• [Data section]
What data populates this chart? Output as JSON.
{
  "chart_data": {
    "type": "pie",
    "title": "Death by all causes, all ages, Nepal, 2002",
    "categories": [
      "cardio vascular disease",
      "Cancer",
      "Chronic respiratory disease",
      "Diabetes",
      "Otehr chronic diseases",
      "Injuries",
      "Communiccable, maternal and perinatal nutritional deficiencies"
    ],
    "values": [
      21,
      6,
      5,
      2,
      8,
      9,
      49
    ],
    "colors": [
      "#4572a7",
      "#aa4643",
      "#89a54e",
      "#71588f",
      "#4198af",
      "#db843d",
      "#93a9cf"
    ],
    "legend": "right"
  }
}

• [Goal of the exercise] Nothing should be left out: repeat all of the data exactly.

• [The solution]
What data populates this chart? Output as JSON.
{
  "chart_data": {
    "type": "pie",
    "title": "Death by all causes, all ages, Nepal, 2002",
    "categories": [
      "cardio vascular disease",
      "Cancer",
      "Chronic respiratory disease",
      "Diabetes",
      "Otehr chronic diseases",
      "Injuries",
      "Communiccable, maternal and perinatal nutritional deficiencies"
    ],
    "values": [
      21,
      6,
      5,
      2,
      8,
      9,
      49
    ],
    "colors": [
      "#4572a7",
      "#aa4643",
      "#89a54e",
      "#71588f",
      "#4198af",
      "#db843d",
      "#93a9cf"
    ],
    "legend": "right"
  }
}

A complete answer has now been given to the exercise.